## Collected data
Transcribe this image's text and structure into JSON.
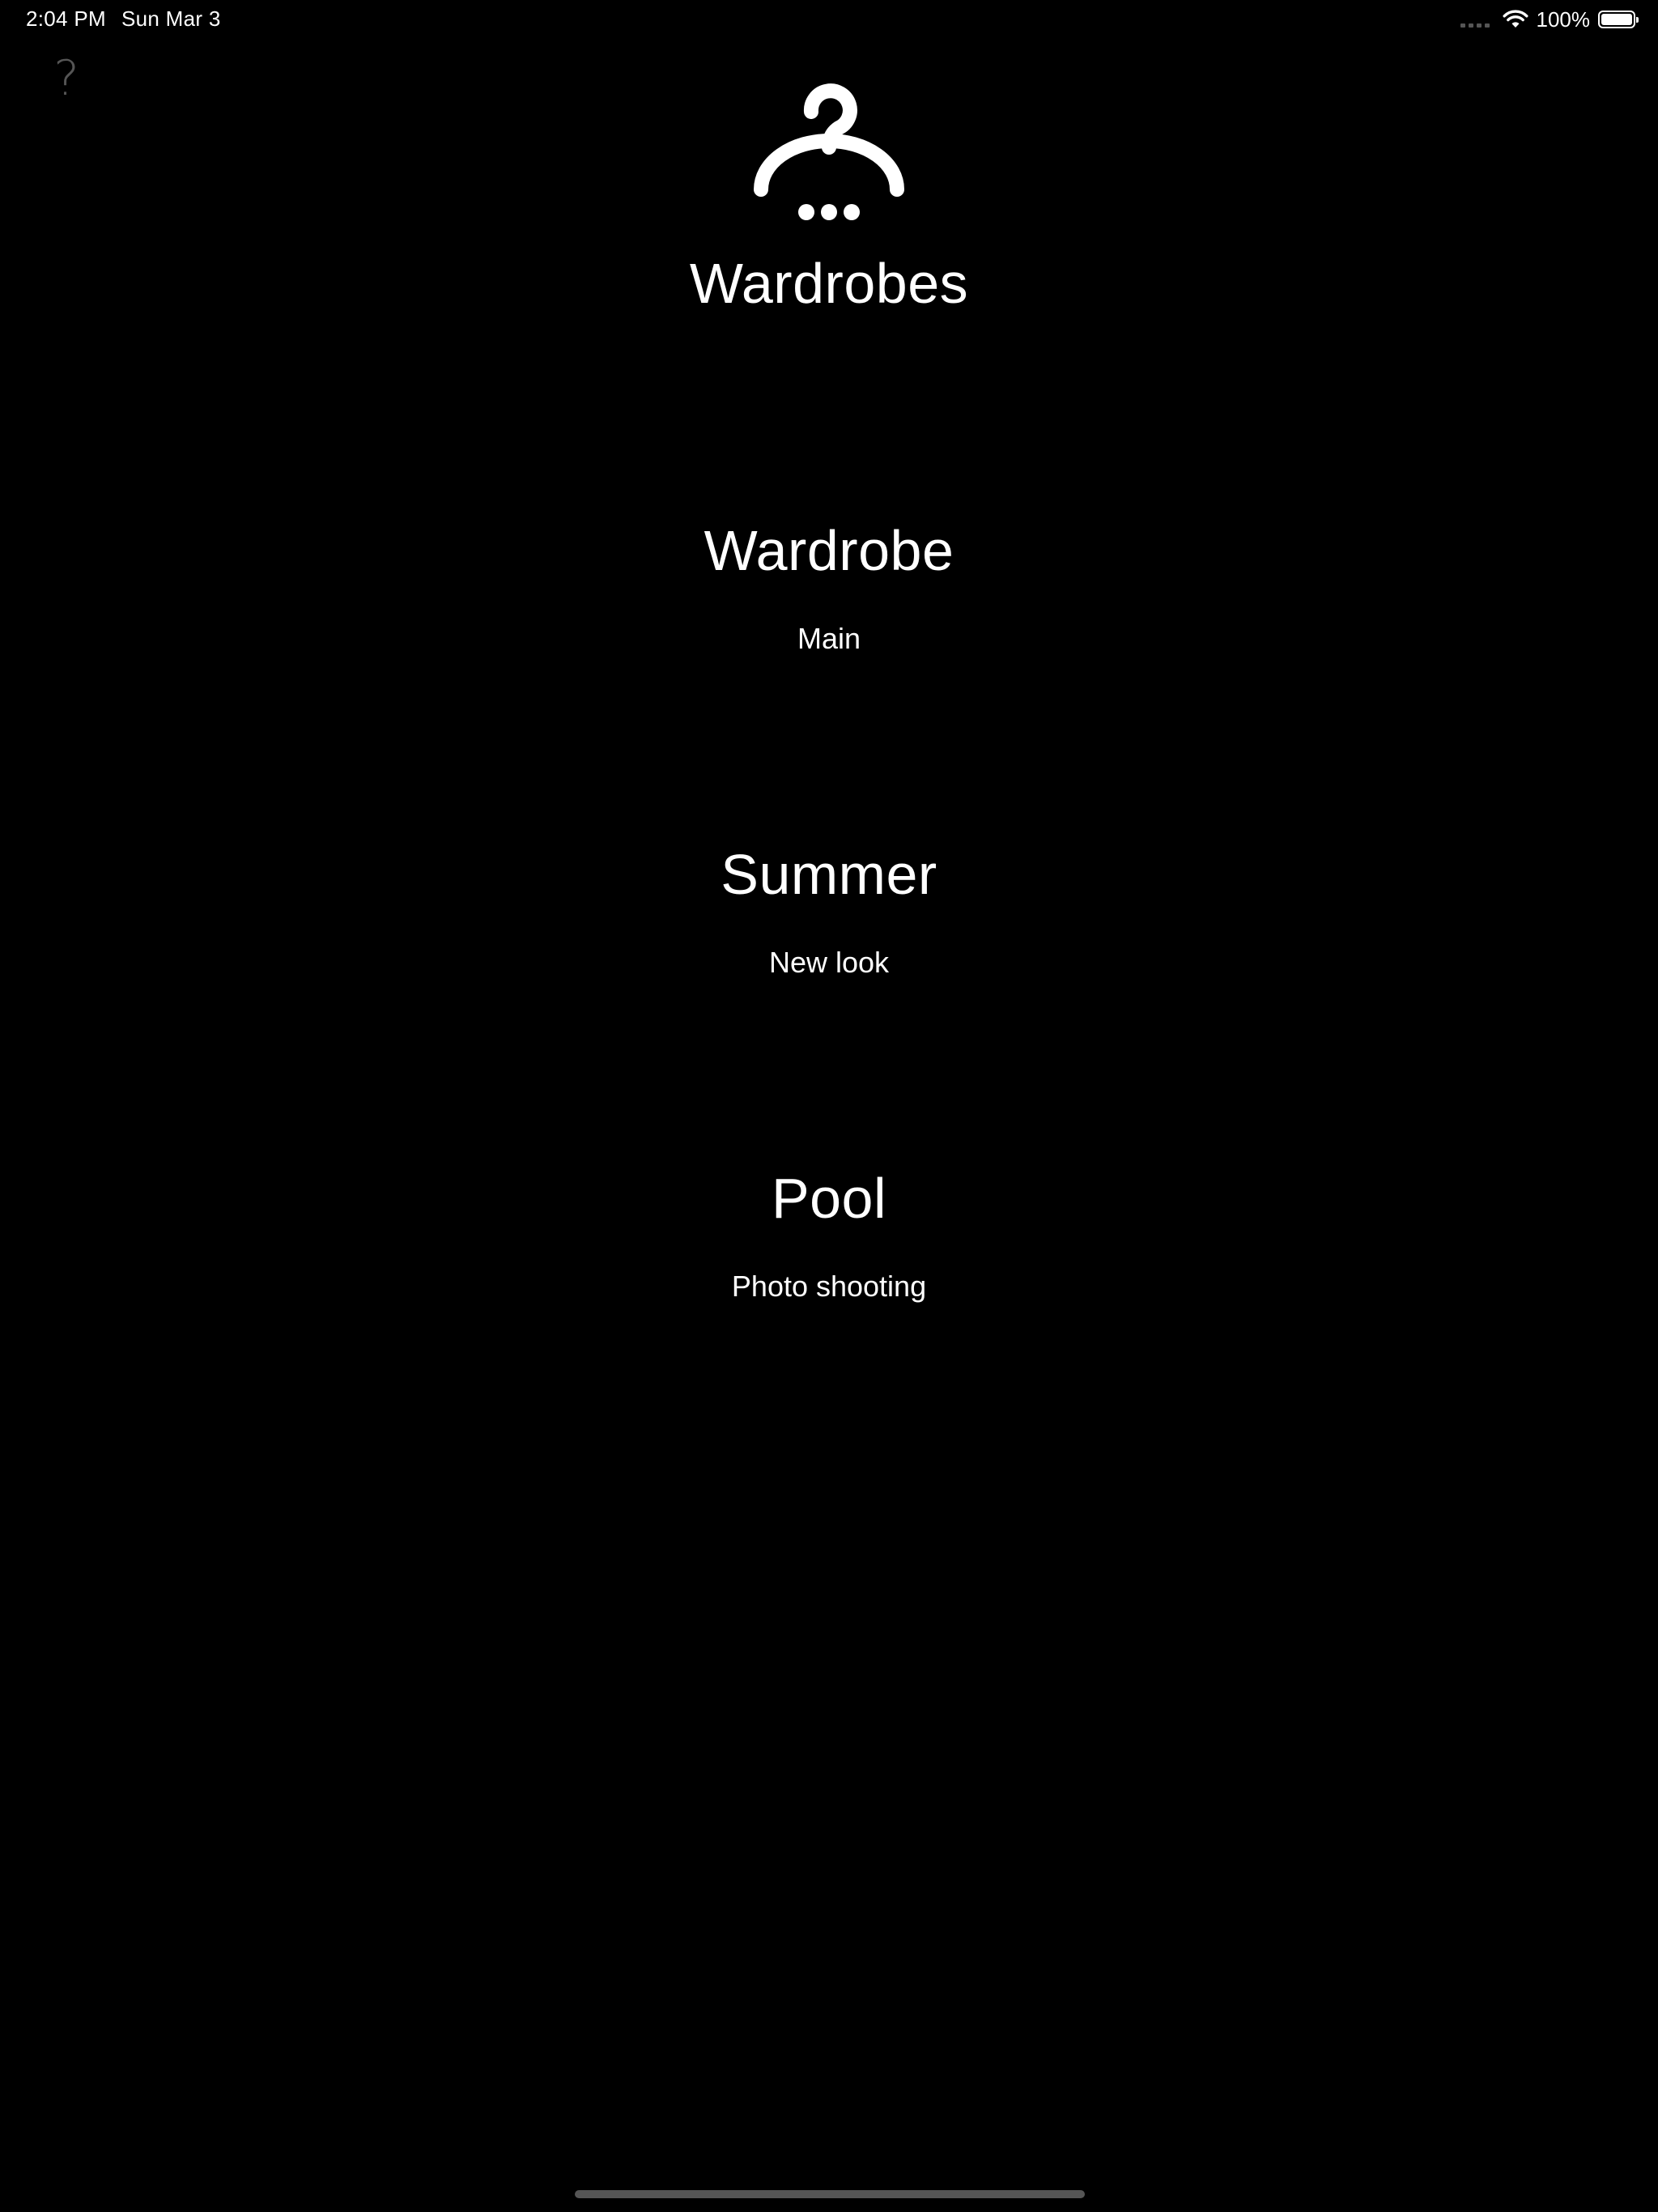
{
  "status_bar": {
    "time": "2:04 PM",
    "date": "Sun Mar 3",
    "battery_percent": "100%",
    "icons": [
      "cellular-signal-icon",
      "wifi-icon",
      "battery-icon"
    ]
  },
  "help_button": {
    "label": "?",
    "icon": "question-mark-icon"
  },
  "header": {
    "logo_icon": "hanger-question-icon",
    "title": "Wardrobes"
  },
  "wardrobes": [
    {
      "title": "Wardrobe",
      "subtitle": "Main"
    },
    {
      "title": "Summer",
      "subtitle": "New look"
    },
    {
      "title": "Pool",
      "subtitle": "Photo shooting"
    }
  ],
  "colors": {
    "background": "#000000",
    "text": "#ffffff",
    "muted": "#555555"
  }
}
...
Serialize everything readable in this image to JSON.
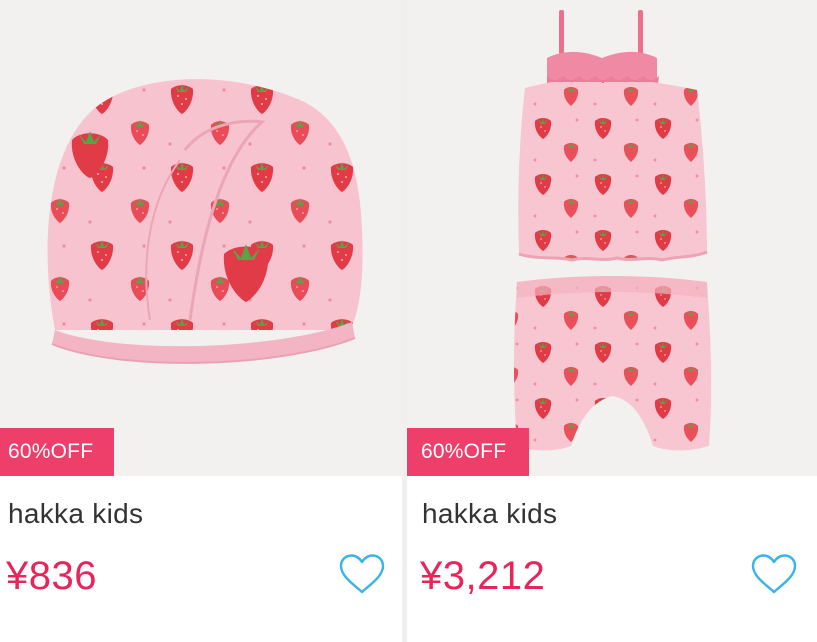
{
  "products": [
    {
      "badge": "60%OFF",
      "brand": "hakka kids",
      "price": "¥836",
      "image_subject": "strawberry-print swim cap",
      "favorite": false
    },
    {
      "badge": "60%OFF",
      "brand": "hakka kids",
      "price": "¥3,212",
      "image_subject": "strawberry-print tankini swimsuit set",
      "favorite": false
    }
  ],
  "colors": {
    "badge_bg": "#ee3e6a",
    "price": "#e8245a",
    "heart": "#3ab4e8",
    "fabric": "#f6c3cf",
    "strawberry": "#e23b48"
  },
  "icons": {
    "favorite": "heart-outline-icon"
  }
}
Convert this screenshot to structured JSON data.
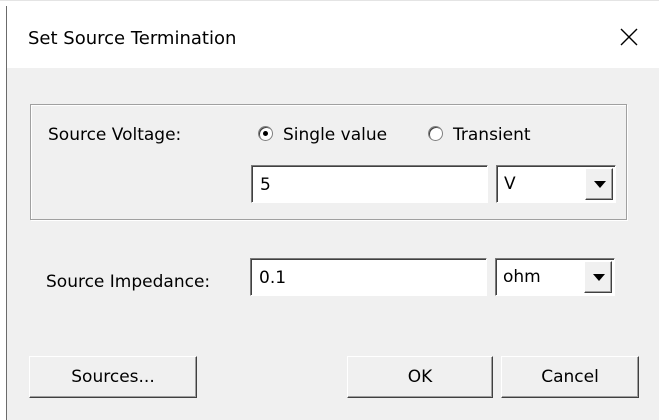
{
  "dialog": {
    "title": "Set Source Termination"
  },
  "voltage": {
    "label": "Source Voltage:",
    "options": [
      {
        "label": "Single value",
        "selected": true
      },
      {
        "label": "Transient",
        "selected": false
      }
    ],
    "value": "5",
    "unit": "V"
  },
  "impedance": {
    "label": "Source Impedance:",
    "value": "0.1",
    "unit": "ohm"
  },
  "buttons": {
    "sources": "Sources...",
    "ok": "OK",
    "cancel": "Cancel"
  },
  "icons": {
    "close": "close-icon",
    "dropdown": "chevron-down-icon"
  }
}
...
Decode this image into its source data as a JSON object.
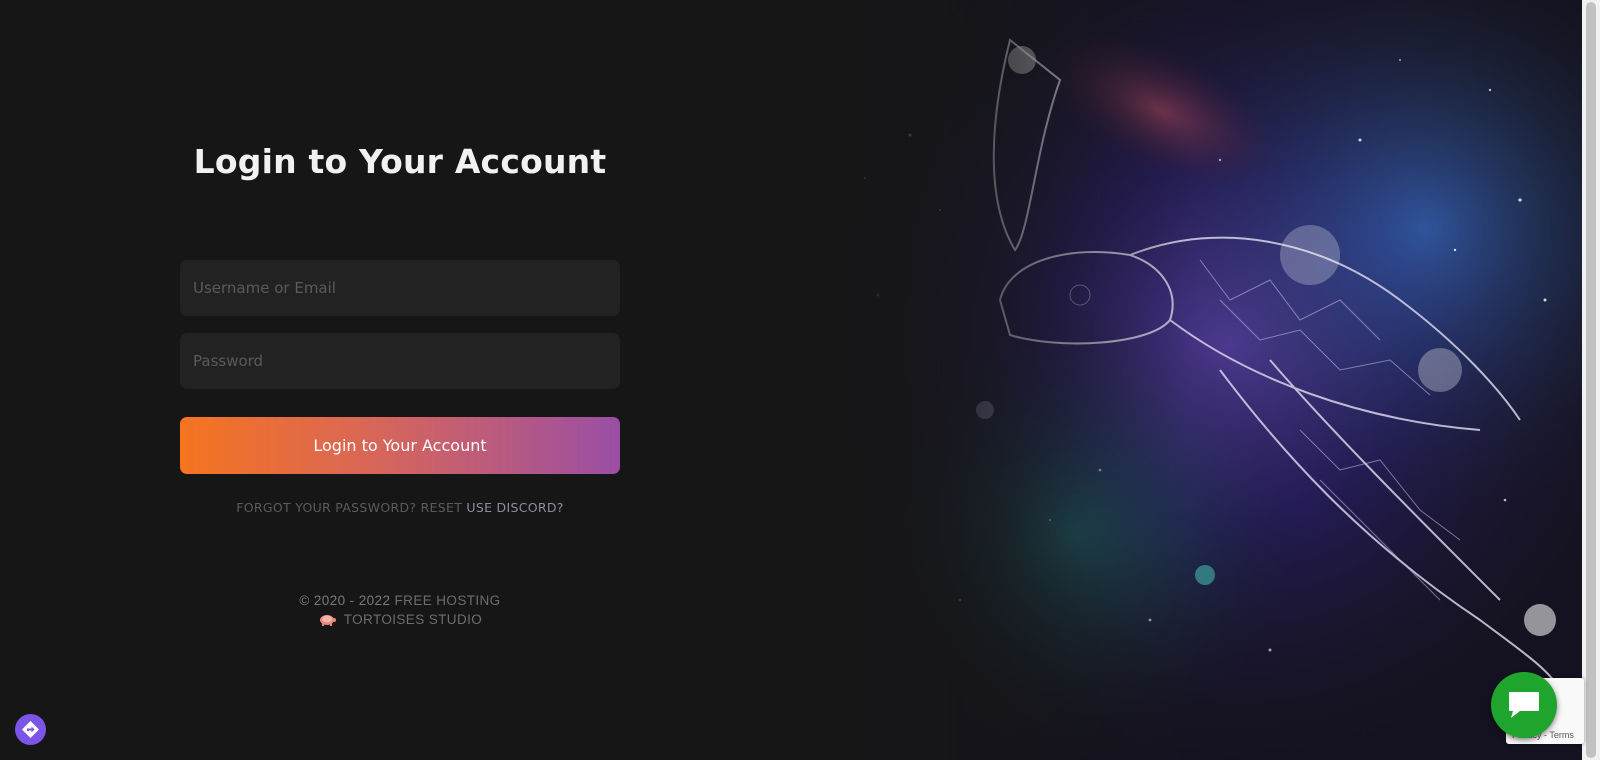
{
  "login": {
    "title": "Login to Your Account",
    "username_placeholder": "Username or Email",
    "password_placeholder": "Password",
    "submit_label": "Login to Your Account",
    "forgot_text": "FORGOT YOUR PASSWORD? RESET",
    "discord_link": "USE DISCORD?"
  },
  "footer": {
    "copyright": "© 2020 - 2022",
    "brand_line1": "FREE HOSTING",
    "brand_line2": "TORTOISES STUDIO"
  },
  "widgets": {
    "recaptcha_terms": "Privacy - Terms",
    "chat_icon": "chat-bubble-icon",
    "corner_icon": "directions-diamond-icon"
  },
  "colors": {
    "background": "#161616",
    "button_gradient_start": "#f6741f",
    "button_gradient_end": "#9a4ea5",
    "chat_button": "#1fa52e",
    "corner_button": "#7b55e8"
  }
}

## Exercise prompt
Of the lines above, how many hold the word "heart"? Say the number alone.

## Solution for this exercise
2